[RECORDS SHOWN]
++++++++
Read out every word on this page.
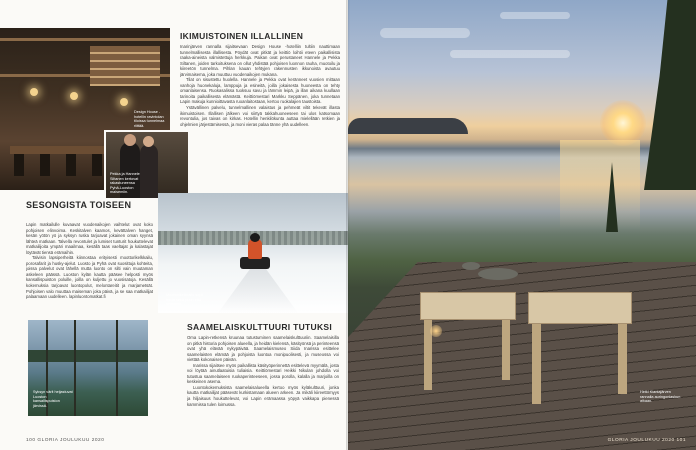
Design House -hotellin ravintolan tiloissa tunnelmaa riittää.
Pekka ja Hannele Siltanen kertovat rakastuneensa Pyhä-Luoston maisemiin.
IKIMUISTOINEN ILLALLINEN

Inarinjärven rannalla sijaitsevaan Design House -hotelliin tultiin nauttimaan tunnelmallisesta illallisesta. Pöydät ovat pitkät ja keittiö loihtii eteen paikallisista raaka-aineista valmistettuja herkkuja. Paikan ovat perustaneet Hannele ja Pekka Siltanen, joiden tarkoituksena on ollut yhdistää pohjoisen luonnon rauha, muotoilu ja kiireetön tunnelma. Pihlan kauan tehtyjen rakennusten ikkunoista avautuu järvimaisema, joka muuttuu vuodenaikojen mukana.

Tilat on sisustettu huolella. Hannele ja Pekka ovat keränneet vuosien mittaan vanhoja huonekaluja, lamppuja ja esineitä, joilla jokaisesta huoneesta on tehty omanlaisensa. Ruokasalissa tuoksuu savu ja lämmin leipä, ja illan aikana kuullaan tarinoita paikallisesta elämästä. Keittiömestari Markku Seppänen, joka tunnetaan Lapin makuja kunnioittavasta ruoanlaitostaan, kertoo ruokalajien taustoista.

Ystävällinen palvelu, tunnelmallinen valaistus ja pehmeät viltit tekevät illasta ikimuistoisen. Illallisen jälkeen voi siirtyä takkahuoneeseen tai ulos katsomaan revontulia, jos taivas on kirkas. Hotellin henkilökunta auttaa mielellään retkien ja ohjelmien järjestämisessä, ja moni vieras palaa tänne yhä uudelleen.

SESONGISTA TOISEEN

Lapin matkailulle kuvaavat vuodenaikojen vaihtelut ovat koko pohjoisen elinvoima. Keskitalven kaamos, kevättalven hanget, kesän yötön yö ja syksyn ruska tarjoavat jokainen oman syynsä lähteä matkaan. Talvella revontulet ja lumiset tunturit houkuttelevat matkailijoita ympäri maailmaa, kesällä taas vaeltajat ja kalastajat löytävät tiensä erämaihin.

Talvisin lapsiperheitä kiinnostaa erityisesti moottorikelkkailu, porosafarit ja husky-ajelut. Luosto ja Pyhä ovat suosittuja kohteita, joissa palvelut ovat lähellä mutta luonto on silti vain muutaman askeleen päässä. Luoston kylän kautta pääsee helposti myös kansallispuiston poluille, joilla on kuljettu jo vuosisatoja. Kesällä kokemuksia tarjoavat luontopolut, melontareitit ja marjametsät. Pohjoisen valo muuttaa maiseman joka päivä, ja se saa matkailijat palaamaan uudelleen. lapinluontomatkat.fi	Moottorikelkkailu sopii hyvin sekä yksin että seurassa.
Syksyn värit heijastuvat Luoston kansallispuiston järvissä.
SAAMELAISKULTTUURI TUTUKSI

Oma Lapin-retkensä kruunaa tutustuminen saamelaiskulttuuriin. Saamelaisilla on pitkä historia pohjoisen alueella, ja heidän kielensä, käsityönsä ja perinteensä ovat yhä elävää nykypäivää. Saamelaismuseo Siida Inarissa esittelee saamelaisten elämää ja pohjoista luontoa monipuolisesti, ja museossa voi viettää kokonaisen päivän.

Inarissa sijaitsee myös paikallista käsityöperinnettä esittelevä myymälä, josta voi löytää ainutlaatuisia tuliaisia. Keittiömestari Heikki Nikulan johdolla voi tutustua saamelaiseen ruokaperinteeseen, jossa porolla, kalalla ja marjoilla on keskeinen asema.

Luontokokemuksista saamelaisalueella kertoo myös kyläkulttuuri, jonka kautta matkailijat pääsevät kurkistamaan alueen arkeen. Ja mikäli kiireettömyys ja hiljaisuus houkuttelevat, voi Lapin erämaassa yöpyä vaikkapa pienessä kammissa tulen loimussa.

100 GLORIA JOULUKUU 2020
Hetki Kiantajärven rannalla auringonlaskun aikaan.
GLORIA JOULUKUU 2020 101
++++++++
[REQUIREMENTS]
Write out again every line above exactly as given; the pictures do not belong in the copy.

[EXERCISE RESULT]
Read out every word on this page.
Design House -hotellin ravintolan tiloissa tunnelmaa riittää.
Pekka ja Hannele Siltanen kertovat rakastuneensa Pyhä-Luoston maisemiin.
IKIMUISTOINEN ILLALLINEN

Inarinjärven rannalla sijaitsevaan Design House -hotelliin tultiin nauttimaan tunnelmallisesta illallisesta. Pöydät ovat pitkät ja keittiö loihtii eteen paikallisista raaka-aineista valmistettuja herkkuja. Paikan ovat perustaneet Hannele ja Pekka Siltanen, joiden tarkoituksena on ollut yhdistää pohjoisen luonnon rauha, muotoilu ja kiireetön tunnelma. Pihlan kauan tehtyjen rakennusten ikkunoista avautuu järvimaisema, joka muuttuu vuodenaikojen mukana.

Tilat on sisustettu huolella. Hannele ja Pekka ovat keränneet vuosien mittaan vanhoja huonekaluja, lamppuja ja esineitä, joilla jokaisesta huoneesta on tehty omanlaisensa. Ruokasalissa tuoksuu savu ja lämmin leipä, ja illan aikana kuullaan tarinoita paikallisesta elämästä. Keittiömestari Markku Seppänen, joka tunnetaan Lapin makuja kunnioittavasta ruoanlaitostaan, kertoo ruokalajien taustoista.

Ystävällinen palvelu, tunnelmallinen valaistus ja pehmeät viltit tekevät illasta ikimuistoisen. Illallisen jälkeen voi siirtyä takkahuoneeseen tai ulos katsomaan revontulia, jos taivas on kirkas. Hotellin henkilökunta auttaa mielellään retkien ja ohjelmien järjestämisessä, ja moni vieras palaa tänne yhä uudelleen.

SESONGISTA TOISEEN

Lapin matkailulle kuvaavat vuodenaikojen vaihtelut ovat koko pohjoisen elinvoima. Keskitalven kaamos, kevättalven hanget, kesän yötön yö ja syksyn ruska tarjoavat jokainen oman syynsä lähteä matkaan. Talvella revontulet ja lumiset tunturit houkuttelevat matkailijoita ympäri maailmaa, kesällä taas vaeltajat ja kalastajat löytävät tiensä erämaihin.

Talvisin lapsiperheitä kiinnostaa erityisesti moottorikelkkailu, porosafarit ja husky-ajelut. Luosto ja Pyhä ovat suosittuja kohteita, joissa palvelut ovat lähellä mutta luonto on silti vain muutaman askeleen päässä. Luoston kylän kautta pääsee helposti myös kansallispuiston poluille, joilla on kuljettu jo vuosisatoja. Kesällä kokemuksia tarjoavat luontopolut, melontareitit ja marjametsät. Pohjoisen valo muuttaa maiseman joka päivä, ja se saa matkailijat palaamaan uudelleen. lapinluontomatkat.fi	Moottorikelkkailu sopii hyvin sekä yksin että seurassa.
Syksyn värit heijastuvat Luoston kansallispuiston järvissä.
SAAMELAISKULTTUURI TUTUKSI

Oma Lapin-retkensä kruunaa tutustuminen saamelaiskulttuuriin. Saamelaisilla on pitkä historia pohjoisen alueella, ja heidän kielensä, käsityönsä ja perinteensä ovat yhä elävää nykypäivää. Saamelaismuseo Siida Inarissa esittelee saamelaisten elämää ja pohjoista luontoa monipuolisesti, ja museossa voi viettää kokonaisen päivän.

Inarissa sijaitsee myös paikallista käsityöperinnettä esittelevä myymälä, josta voi löytää ainutlaatuisia tuliaisia. Keittiömestari Heikki Nikulan johdolla voi tutustua saamelaiseen ruokaperinteeseen, jossa porolla, kalalla ja marjoilla on keskeinen asema.

Luontokokemuksista saamelaisalueella kertoo myös kyläkulttuuri, jonka kautta matkailijat pääsevät kurkistamaan alueen arkeen. Ja mikäli kiireettömyys ja hiljaisuus houkuttelevat, voi Lapin erämaassa yöpyä vaikkapa pienessä kammissa tulen loimussa.

100 GLORIA JOULUKUU 2020
Hetki Kiantajärven rannalla auringonlaskun aikaan.
GLORIA JOULUKUU 2020 101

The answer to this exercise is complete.